- WORK TO COMPLETE -
In the data below, find each line containing the string "Metal" and return it.

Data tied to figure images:

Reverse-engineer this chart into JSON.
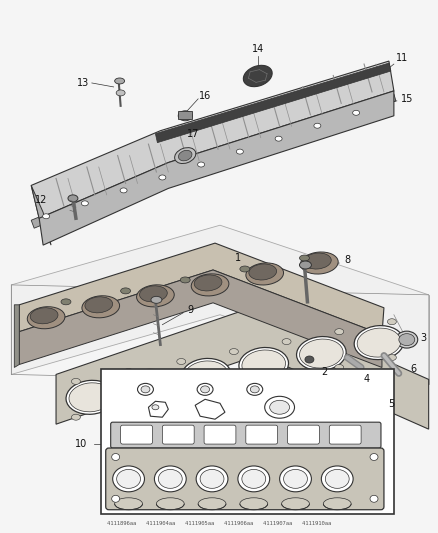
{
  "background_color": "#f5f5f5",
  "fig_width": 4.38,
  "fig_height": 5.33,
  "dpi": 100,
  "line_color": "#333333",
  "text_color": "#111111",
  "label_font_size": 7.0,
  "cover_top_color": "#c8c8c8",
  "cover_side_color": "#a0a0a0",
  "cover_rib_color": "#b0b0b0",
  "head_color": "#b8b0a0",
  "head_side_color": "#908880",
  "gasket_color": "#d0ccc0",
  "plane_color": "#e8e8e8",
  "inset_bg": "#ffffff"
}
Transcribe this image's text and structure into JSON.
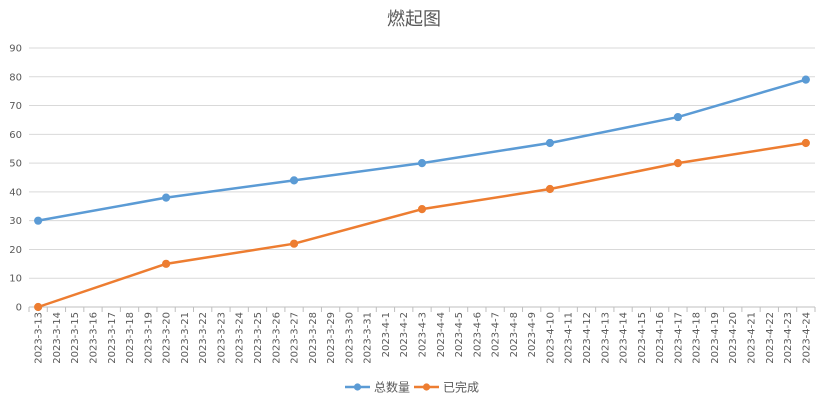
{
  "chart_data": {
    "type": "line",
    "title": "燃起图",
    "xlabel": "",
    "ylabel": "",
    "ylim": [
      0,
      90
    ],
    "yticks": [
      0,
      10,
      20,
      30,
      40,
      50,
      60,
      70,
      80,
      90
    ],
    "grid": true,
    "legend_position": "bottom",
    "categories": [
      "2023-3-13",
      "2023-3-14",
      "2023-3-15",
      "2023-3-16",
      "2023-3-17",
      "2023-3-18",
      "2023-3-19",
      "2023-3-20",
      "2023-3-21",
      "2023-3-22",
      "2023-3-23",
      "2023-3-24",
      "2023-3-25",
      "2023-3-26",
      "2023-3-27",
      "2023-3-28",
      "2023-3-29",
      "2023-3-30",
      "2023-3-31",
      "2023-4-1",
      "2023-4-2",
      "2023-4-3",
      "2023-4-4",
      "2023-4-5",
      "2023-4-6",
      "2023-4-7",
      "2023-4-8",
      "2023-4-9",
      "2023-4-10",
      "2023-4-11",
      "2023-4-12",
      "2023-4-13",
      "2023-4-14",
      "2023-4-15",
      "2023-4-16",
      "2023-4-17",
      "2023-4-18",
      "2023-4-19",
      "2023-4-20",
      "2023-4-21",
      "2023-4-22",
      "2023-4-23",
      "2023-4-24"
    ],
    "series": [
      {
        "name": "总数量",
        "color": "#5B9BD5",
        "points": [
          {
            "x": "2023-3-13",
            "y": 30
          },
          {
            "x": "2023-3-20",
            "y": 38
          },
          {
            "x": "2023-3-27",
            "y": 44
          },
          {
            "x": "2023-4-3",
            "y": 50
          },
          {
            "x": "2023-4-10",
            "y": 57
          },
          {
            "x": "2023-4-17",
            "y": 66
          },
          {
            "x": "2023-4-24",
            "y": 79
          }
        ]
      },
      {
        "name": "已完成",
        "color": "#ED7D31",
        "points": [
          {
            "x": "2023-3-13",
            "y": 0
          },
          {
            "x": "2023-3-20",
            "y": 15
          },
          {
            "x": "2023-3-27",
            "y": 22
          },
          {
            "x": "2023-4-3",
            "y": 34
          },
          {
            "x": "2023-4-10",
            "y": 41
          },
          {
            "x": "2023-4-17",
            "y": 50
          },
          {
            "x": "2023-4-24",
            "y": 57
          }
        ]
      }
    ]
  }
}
--
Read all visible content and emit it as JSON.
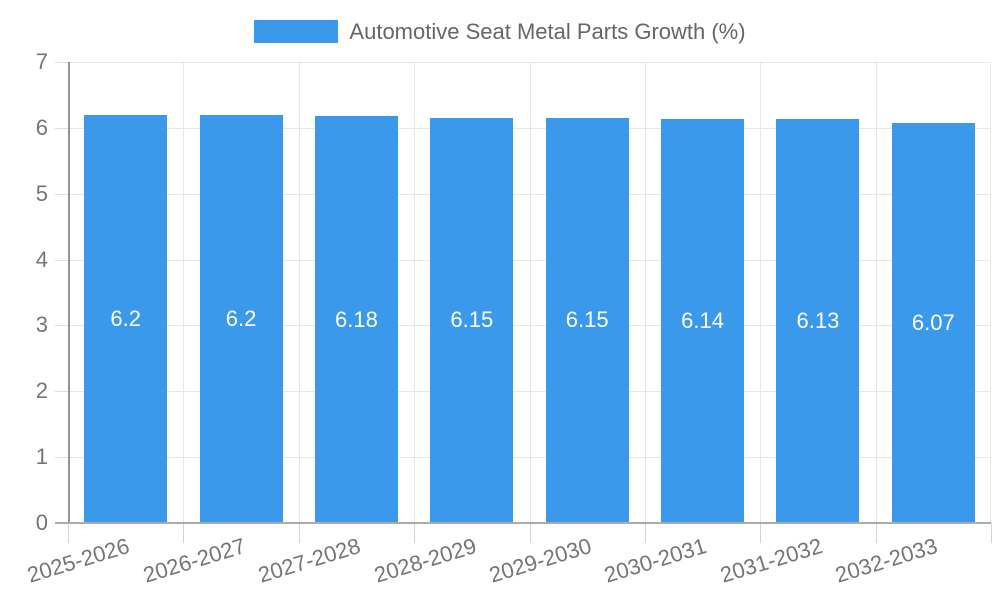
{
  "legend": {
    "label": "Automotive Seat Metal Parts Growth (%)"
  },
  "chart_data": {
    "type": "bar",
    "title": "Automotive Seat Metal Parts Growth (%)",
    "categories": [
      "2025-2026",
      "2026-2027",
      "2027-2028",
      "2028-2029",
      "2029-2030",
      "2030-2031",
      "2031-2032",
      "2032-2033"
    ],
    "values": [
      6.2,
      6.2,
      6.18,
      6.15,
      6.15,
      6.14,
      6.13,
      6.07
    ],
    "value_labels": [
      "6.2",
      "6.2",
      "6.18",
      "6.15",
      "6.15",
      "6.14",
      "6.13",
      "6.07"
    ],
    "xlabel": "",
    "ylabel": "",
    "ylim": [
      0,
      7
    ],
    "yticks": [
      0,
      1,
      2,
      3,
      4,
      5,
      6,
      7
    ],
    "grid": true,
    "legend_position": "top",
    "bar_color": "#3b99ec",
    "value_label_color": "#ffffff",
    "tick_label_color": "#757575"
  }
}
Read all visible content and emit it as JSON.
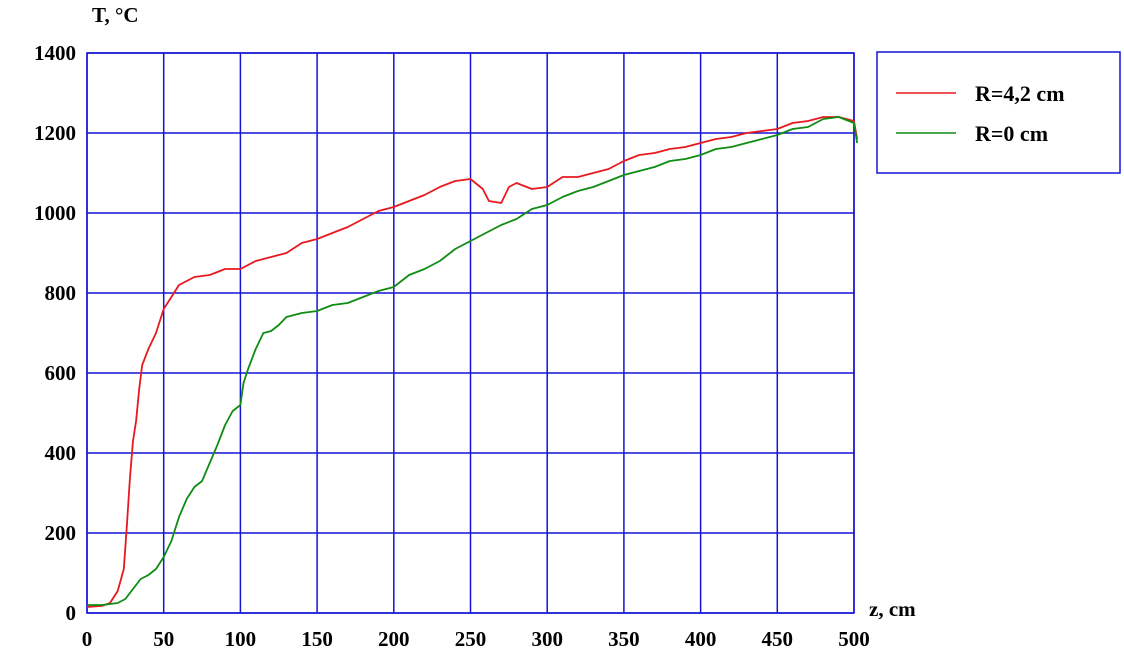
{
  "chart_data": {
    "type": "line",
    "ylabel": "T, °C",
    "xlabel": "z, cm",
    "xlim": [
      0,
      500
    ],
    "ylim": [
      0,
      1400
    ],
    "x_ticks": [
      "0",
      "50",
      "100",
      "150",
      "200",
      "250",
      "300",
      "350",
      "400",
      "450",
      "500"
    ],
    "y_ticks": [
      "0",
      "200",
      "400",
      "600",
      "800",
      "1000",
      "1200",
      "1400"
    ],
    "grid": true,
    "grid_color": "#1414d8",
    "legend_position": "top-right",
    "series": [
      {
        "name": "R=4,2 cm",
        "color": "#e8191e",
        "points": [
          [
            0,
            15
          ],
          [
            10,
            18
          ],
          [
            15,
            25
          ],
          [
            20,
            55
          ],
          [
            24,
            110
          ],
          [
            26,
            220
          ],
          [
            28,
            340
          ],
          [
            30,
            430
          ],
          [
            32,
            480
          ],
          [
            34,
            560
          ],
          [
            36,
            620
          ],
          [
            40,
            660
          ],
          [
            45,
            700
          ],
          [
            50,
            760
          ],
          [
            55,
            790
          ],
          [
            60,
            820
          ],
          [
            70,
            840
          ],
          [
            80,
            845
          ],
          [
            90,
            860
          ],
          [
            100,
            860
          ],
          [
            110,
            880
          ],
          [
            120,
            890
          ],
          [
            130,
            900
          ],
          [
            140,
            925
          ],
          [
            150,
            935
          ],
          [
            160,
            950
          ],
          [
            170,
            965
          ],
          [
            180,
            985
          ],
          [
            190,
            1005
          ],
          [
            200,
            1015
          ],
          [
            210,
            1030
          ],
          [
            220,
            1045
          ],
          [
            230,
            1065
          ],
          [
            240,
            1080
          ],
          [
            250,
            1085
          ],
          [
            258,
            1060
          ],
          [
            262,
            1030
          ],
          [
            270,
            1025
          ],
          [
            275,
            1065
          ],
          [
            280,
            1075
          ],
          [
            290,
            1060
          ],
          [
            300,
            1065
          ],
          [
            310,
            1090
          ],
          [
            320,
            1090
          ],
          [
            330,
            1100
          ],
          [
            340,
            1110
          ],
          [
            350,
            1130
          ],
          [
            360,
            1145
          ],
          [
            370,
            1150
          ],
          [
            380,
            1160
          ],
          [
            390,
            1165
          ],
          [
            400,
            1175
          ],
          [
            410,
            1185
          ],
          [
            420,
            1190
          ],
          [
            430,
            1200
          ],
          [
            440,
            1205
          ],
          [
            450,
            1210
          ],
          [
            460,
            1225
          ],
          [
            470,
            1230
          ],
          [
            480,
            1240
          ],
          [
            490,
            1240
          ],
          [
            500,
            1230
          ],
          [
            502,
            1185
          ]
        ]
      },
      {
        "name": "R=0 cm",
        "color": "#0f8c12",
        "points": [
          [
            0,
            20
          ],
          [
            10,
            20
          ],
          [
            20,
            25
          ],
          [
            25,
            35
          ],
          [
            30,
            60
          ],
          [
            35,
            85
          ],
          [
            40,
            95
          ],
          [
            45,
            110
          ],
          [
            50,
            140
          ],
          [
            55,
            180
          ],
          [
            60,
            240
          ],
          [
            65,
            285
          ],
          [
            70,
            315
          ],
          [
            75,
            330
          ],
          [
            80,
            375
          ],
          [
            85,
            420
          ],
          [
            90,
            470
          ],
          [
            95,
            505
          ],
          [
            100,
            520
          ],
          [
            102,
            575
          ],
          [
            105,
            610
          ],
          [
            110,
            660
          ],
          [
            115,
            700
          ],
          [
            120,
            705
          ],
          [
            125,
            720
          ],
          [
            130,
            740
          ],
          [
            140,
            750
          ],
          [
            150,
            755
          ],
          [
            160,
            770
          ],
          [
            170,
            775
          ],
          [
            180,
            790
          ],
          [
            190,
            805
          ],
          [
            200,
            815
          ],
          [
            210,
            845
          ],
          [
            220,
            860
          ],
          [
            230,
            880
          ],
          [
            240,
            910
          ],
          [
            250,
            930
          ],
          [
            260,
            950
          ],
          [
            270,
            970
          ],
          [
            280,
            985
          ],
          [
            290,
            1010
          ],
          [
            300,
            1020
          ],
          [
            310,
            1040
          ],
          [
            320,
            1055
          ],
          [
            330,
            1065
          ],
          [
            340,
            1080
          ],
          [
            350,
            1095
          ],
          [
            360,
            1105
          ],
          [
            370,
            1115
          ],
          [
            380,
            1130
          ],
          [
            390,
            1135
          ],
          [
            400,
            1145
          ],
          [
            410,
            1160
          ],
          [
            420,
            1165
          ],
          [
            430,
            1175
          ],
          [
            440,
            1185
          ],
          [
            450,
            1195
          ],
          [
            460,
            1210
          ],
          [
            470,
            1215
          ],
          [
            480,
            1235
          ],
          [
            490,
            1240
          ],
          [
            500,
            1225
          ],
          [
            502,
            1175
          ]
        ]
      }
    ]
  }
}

- CORRECT OUTPUT -
    "label": "Automotive Seat Metal Parts Growth (%)"
    "title": "Automotive Seat Metal Parts Growth (%)",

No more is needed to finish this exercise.